= Angela Care Evans =

British archaeologist

Angela Care Evans, , is an archaeologist and former Curator in the department of Britain, Europe, and Prehistory at the British Museum. She has published extensively on the Sutton Hoo Mound 1 artefacts and early medieval metalwork.

== Expertise ==
Care Evans is an expert in early medieval English archaeology and material culture, especially the Sutton Hoo burial, metalwork including brooches and horse harnesses, and shipbuilding.

In 1983 she co-authored with Rupert Bruce Mitford volume three of the British Museum's guides to the Sutton Hoo excavations and artefacts.

STORED ROWS »

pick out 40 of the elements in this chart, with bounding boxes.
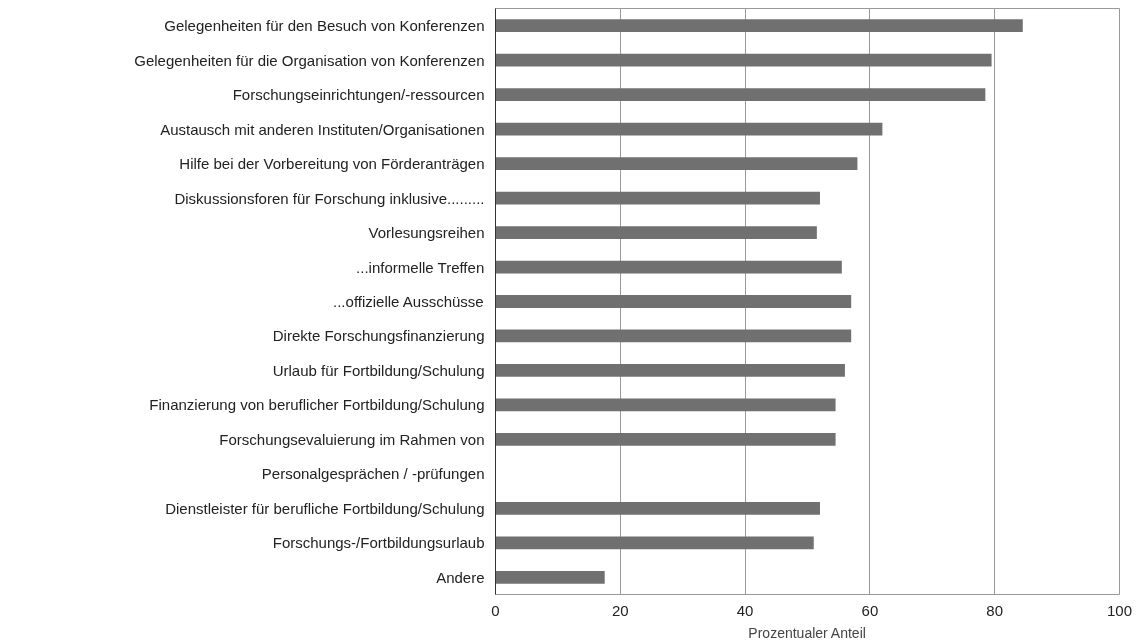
y-tick-label: Gelegenheiten für den Besuch von Konferenzen — [164, 17, 485, 35]
x-tick-label: 0 — [491, 601, 500, 619]
bar — [495, 191, 820, 205]
bar — [495, 570, 605, 584]
y-tick-label: Gelegenheiten für die Organisation von Konferenzen — [134, 51, 485, 69]
bar — [495, 295, 852, 308]
y-tick-label: Hilfe bei der Vorbereitung von Förderanträgen — [179, 155, 485, 173]
x-tick-label: 60 — [861, 601, 879, 619]
x-tick-label: 40 — [736, 601, 754, 619]
y-tick-label: ...informelle Treffen — [356, 258, 485, 276]
bar — [495, 398, 836, 412]
y-tick-label: Dienstleister für berufliche Fortbildung/Schulung — [165, 499, 485, 517]
y-tick-label: Direkte Forschungsfinanzierung — [272, 327, 485, 345]
x-tick-label: 20 — [611, 601, 629, 619]
y-tick-label: Forschungs-/Fortbildungsurlaub — [272, 534, 485, 552]
bar — [495, 122, 883, 136]
y-tick-label: Austausch mit anderen Instituten/Organisationen — [160, 120, 485, 138]
bar — [495, 157, 858, 170]
bar — [495, 260, 842, 274]
y-tick-label: ...offizielle Ausschüsse — [333, 293, 484, 310]
bar — [495, 329, 852, 343]
bar — [495, 53, 992, 67]
bar — [495, 501, 820, 515]
bar — [495, 88, 986, 102]
y-tick-label: Vorlesungsreihen — [368, 224, 485, 242]
x-tick-label: 100 — [1106, 601, 1133, 619]
y-tick-label: Finanzierung von beruflicher Fortbildung/Schulung — [149, 396, 485, 414]
y-tick-label: Forschungsevaluierung im Rahmen von — [219, 430, 485, 448]
y-tick-label: Forschungseinrichtungen/-ressourcen — [232, 86, 485, 104]
y-tick-label: Urlaub für Fortbildung/Schulung — [272, 361, 485, 379]
y-tick-label: Diskussionsforen für Forschung inklusive......... — [174, 189, 485, 207]
y-tick-label: Personalgesprächen / -prüfungen — [261, 465, 485, 483]
x-tick-label: 80 — [986, 601, 1004, 619]
bar — [495, 226, 817, 239]
bar — [495, 19, 1023, 33]
y-tick-label: Andere — [436, 568, 485, 586]
x-axis-title: Prozentualer Anteil — [748, 624, 866, 641]
bar — [495, 433, 836, 446]
bar — [495, 536, 814, 550]
bar — [495, 364, 845, 377]
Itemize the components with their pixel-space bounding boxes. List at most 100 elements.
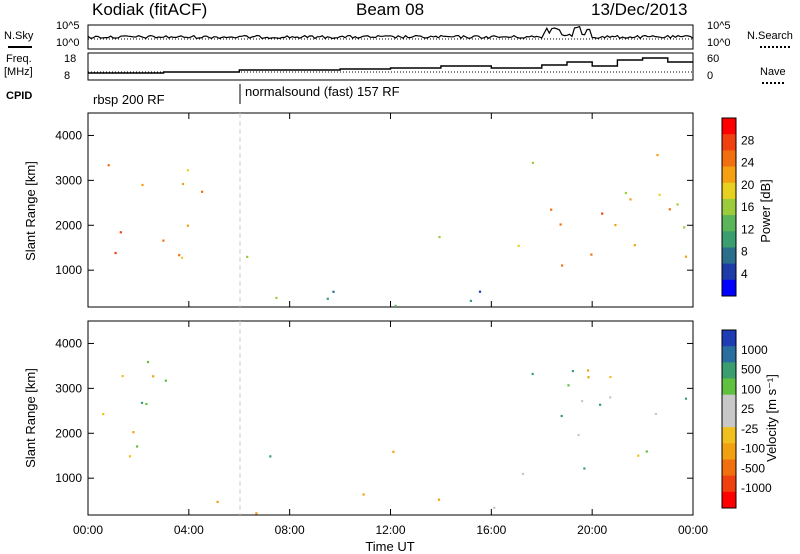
velocity-cell (128, 455, 131, 458)
velocity-cell (255, 512, 258, 515)
velocity-cell (577, 433, 580, 437)
colorbar-tick-label: 25 (741, 402, 755, 416)
colorbar-tick-label: 28 (741, 133, 755, 147)
colorbar-swatch (722, 475, 736, 493)
x-tick-label: 00:00 (73, 523, 103, 537)
power-cell (629, 198, 632, 201)
velocity-cell (581, 400, 584, 403)
x-tick-label: 04:00 (174, 523, 204, 537)
colorbar-tick-label: 100 (741, 382, 761, 396)
power-cell (517, 244, 520, 247)
nave-tick-bottom: 0 (707, 70, 714, 82)
colorbar-swatch (722, 231, 736, 248)
power-cell (683, 226, 686, 229)
power-cell (561, 264, 564, 267)
freq-tick-bottom: 8 (64, 70, 71, 82)
power-cell (469, 299, 472, 302)
nsearch-tick-bottom: 10^0 (707, 37, 731, 49)
power-scatter (107, 154, 688, 307)
power-cell (590, 253, 593, 256)
nsky-tick-top: 10^5 (56, 20, 80, 32)
velocity-cell (164, 379, 167, 382)
colorbar-swatch (722, 330, 736, 347)
nsky-line (87, 25, 694, 40)
power-cell (656, 154, 659, 157)
cpid-segment-1: rbsp 200 RF (93, 92, 165, 107)
colorbar-swatch (722, 198, 736, 216)
power-yticks: 1000 2000 3000 4000 (55, 128, 693, 277)
y-tick-label: 4000 (55, 336, 82, 350)
nsky-legend-line (8, 46, 32, 48)
velocity-cell (362, 493, 365, 496)
power-cell (186, 169, 189, 172)
power-cell (275, 296, 278, 299)
power-cell (676, 203, 679, 206)
date-title: 13/Dec/2013 (591, 0, 688, 19)
power-cell (119, 231, 122, 234)
colorbar-swatch (722, 150, 736, 168)
velocity-cell (567, 384, 570, 387)
colorbar-frame (721, 329, 737, 509)
x-tick-label: 00:00 (678, 523, 708, 537)
y-tick-label: 4000 (55, 128, 82, 142)
colorbar-tick-label: -100 (741, 442, 765, 456)
colorbar-swatch (722, 247, 736, 265)
colorbar-swatch (722, 378, 736, 396)
power-cell (201, 190, 204, 193)
colorbar-swatch (722, 410, 736, 428)
colorbar-tick-label: 1000 (741, 343, 768, 357)
x-tick-label: 16:00 (476, 523, 506, 537)
colorbar-swatch (722, 362, 736, 380)
freq-unit: [MHz] (4, 66, 33, 78)
velocity-yticks: 1000 2000 3000 4000 (55, 336, 693, 485)
colorbar-tick-label: 8 (741, 245, 748, 259)
velocity-ylabel: Slant Range [km] (23, 368, 38, 468)
colorbar-frame (721, 117, 737, 297)
power-cell (332, 290, 335, 293)
velocity-cell (121, 375, 124, 378)
colorbar-swatch (722, 346, 736, 363)
power-cell (438, 236, 441, 239)
colorbar-tick-label: 20 (741, 178, 755, 192)
colorbar-swatch (722, 263, 736, 281)
power-cell (246, 255, 249, 258)
colorbar-swatch (722, 459, 736, 477)
colorbar-tick-label: -1000 (741, 481, 772, 495)
velocity-cell (609, 375, 612, 379)
x-axis-label: Time UT (365, 539, 414, 554)
power-ylabel: Slant Range [km] (23, 161, 38, 261)
power-cell (601, 212, 604, 215)
x-axis-ticks: 00:00 04:00 08:00 12:00 16:00 20:00 00:00 (73, 113, 708, 537)
velocity-cell (571, 370, 574, 373)
colorbar-swatch (722, 427, 736, 444)
velocity-panel-frame (87, 320, 694, 516)
colorbar-tick-label: 24 (741, 156, 755, 170)
power-cell (181, 256, 184, 259)
power-cell (559, 223, 562, 226)
power-colorbar: 4 8 12 16 20 24 28 (721, 117, 755, 297)
velocity-cell (145, 402, 148, 406)
velocity-cell (684, 397, 688, 400)
velocity-cell (146, 360, 150, 364)
cpid-segment-2: normalsound (fast) 157 RF (245, 84, 400, 99)
nsky-tick-bottom: 10^0 (56, 37, 80, 49)
power-cell (684, 255, 688, 258)
colorbar-tick-label: -25 (741, 422, 759, 436)
power-cell (141, 183, 144, 187)
velocity-cell (216, 500, 219, 503)
velocity-colorbar-label: Velocity [m s⁻¹] (764, 374, 779, 462)
colorbar-swatch (722, 182, 736, 200)
power-cell (394, 304, 397, 307)
power-cell (326, 297, 329, 300)
nsky-trace (87, 25, 694, 40)
velocity-cell (531, 372, 534, 376)
power-panel-frame (87, 112, 694, 308)
velocity-cell (587, 369, 590, 372)
x-tick-label: 12:00 (375, 523, 405, 537)
cpid-label: CPID (6, 90, 33, 102)
nsearch-tick-top: 10^5 (707, 20, 731, 32)
power-cell (531, 161, 534, 164)
power-cell (614, 224, 617, 227)
colorbar-swatch (722, 166, 736, 184)
velocity-cell (609, 396, 612, 399)
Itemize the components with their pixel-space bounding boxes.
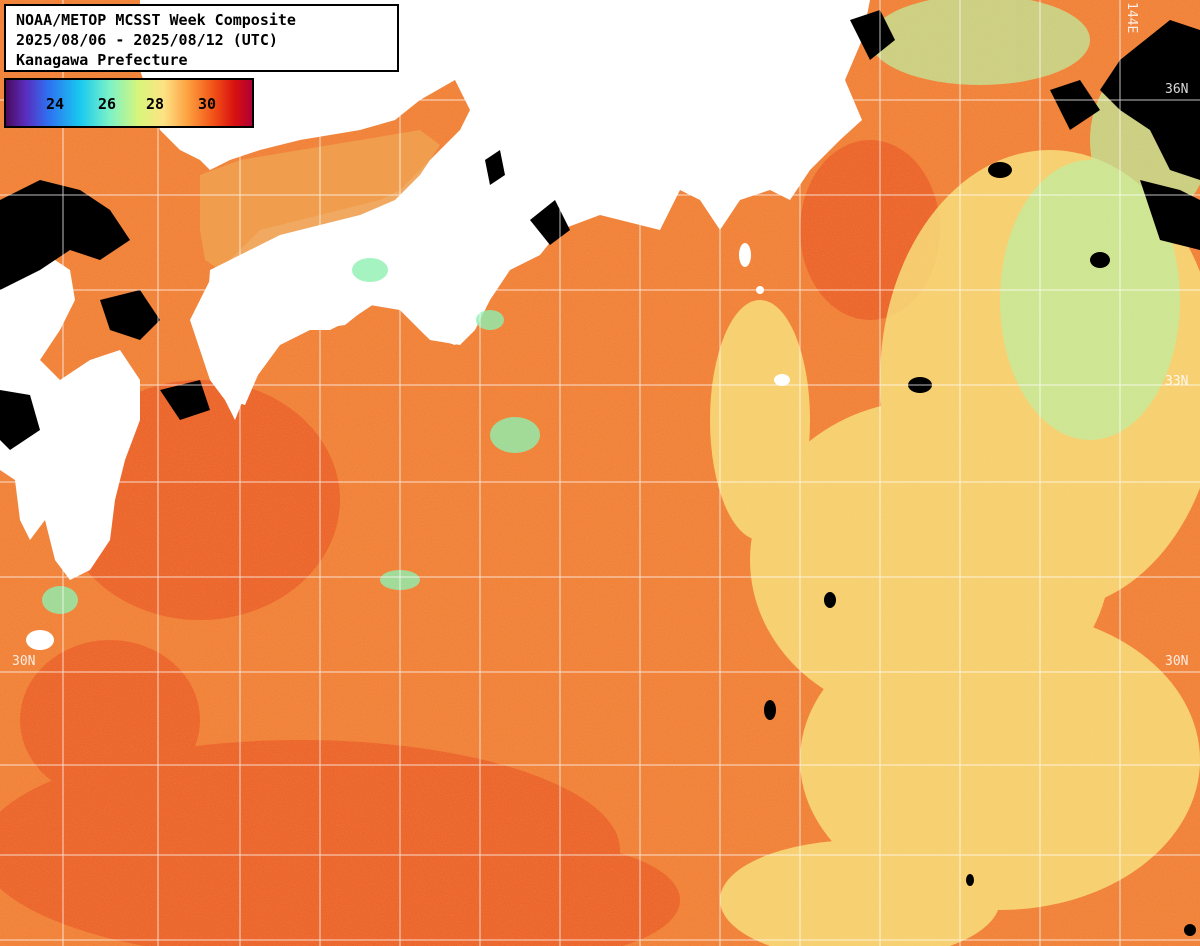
lat-label-36-right: 36N bbox=[1165, 82, 1189, 97]
lat-label-33-right: 33N bbox=[1165, 374, 1189, 389]
green-speckles bbox=[42, 258, 540, 614]
lat-label-30-right: 30N bbox=[1165, 654, 1189, 669]
map-region: Kanagawa Prefecture bbox=[16, 51, 188, 69]
map-date-range: 2025/08/06 - 2025/08/12 (UTC) bbox=[16, 31, 278, 49]
cloud-patches bbox=[0, 10, 1200, 936]
lon-label-136e: 136E bbox=[485, 2, 500, 34]
land-shikoku bbox=[205, 235, 470, 405]
temperature-colorbar: 24 26 28 30 bbox=[4, 78, 254, 128]
lon-label-144e: 144E bbox=[1124, 2, 1139, 34]
map-title: NOAA/METOP MCSST Week Composite bbox=[16, 11, 296, 29]
land-kyushu bbox=[0, 250, 140, 580]
small-islands bbox=[26, 179, 790, 650]
lat-label-30-left: 30N bbox=[12, 654, 36, 669]
colorbar-tick-24: 24 bbox=[46, 95, 65, 113]
lat-label-33-left: 33 bbox=[8, 374, 24, 389]
map-title-box: NOAA/METOP MCSST Week Composite 2025/08/… bbox=[4, 4, 399, 72]
colorbar-tick-26: 26 bbox=[98, 95, 117, 113]
colorbar-tick-30: 30 bbox=[198, 95, 217, 113]
colorbar-tick-28: 28 bbox=[146, 95, 165, 113]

DIRECTIONS »
**a)** For each statement about the text on Angela Care Evans, indicate yes or no according to whether it agrees with the text, and quote the deciding words exactly. (i) She held a curatorial post at the British Museum. (ii) She co-authored volume two of the British Museum's guides to the Sutton Hoo excavations and artefacts. (iii) Shipbuilding is among her areas of expertise.
**b)** The first sentence of the Expertise section in the text on Angela Care Evans introduces several subjects with the word "especially". List every one of them.
**c)** Write out the part of the text on Angela Care Evans that opens with the words containing "British archaeologist" and closes with "harnesses, and shipbuilding.".

SOLVED PROBLEMS »
**a)**
(i) Yes: "former Curator in the department of Britain, Europe, and Prehistory at the British Museum"
(ii) No: "volume three of the British Museum's guides to the Sutton Hoo excavations and artefacts"
(iii) Yes: "metalwork including brooches and horse harnesses, and shipbuilding"

**b)**
1. The Sutton Hoo burial
2. Metalwork, including brooches and horse harnesses
3. Shipbuilding

**c)**
British archaeologist

Angela Care Evans, , is an archaeologist and former Curator in the department of Britain, Europe, and Prehistory at the British Museum. She has published extensively on the Sutton Hoo Mound 1 artefacts and early medieval metalwork.

== Expertise ==
Care Evans is an expert in early medieval English archaeology and material culture, especially the Sutton Hoo burial, metalwork including brooches and horse harnesses, and shipbuilding.